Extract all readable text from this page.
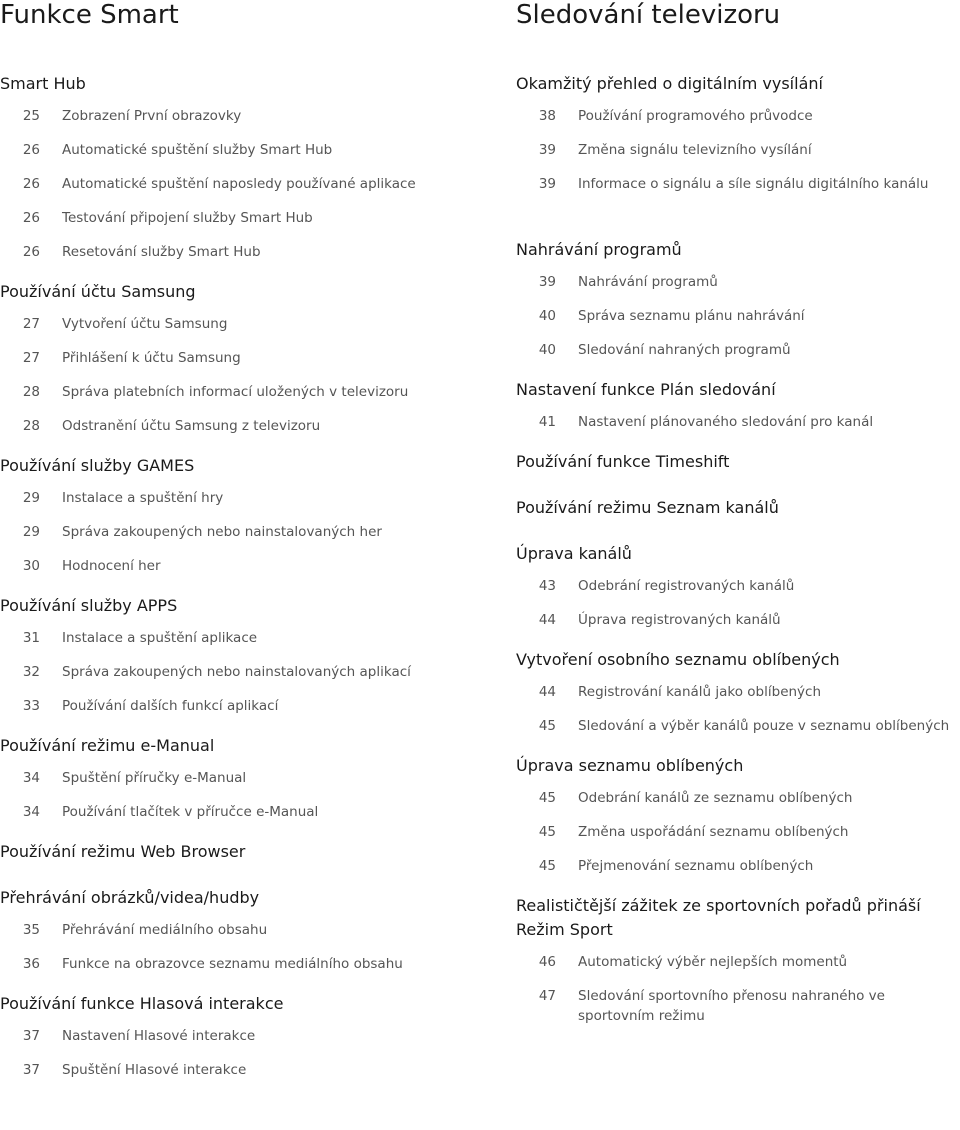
Funkce Smart
Smart Hub
25	Zobrazení První obrazovky
26	Automatické spuštění služby Smart Hub
26	Automatické spuštění naposledy používané aplikace
26	Testování připojení služby Smart Hub
26	Resetování služby Smart Hub
Používání účtu Samsung
27	Vytvoření účtu Samsung
27	Přihlášení k účtu Samsung
28	Správa platebních informací uložených v televizoru
28	Odstranění účtu Samsung z televizoru
Používání služby GAMES
29	Instalace a spuštění hry
29	Správa zakoupených nebo nainstalovaných her
30	Hodnocení her
Používání služby APPS
31	Instalace a spuštění aplikace
32	Správa zakoupených nebo nainstalovaných aplikací
33	Používání dalších funkcí aplikací
Používání režimu e-Manual
34	Spuštění příručky e-Manual
34	Používání tlačítek v příručce e-Manual
Používání režimu Web Browser
Přehrávání obrázků/videa/hudby
35	Přehrávání mediálního obsahu
36	Funkce na obrazovce seznamu mediálního obsahu
Používání funkce Hlasová interakce
37	Nastavení Hlasové interakce
37	Spuštění Hlasové interakce
Sledování televizoru
Okamžitý přehled o digitálním vysílání
38	Používání programového průvodce
39	Změna signálu televizního vysílání
39	Informace o signálu a síle signálu digitálního kanálu
Nahrávání programů
39	Nahrávání programů
40	Správa seznamu plánu nahrávání
40	Sledování nahraných programů
Nastavení funkce Plán sledování
41	Nastavení plánovaného sledování pro kanál
Používání funkce Timeshift
Používání režimu Seznam kanálů
Úprava kanálů
43	Odebrání registrovaných kanálů
44	Úprava registrovaných kanálů
Vytvoření osobního seznamu oblíbených
44	Registrování kanálů jako oblíbených
45	Sledování a výběr kanálů pouze v seznamu oblíbených
Úprava seznamu oblíbených
45	Odebrání kanálů ze seznamu oblíbených
45	Změna uspořádání seznamu oblíbených
45	Přejmenování seznamu oblíbených
Realističtější zážitek ze sportovních pořadů přináší Režim Sport
46	Automatický výběr nejlepších momentů
47	Sledování sportovního přenosu nahraného ve sportovním režimu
= = = = = = =
Tell how many lines of the data above hold the string "Smart". Give only the number.

5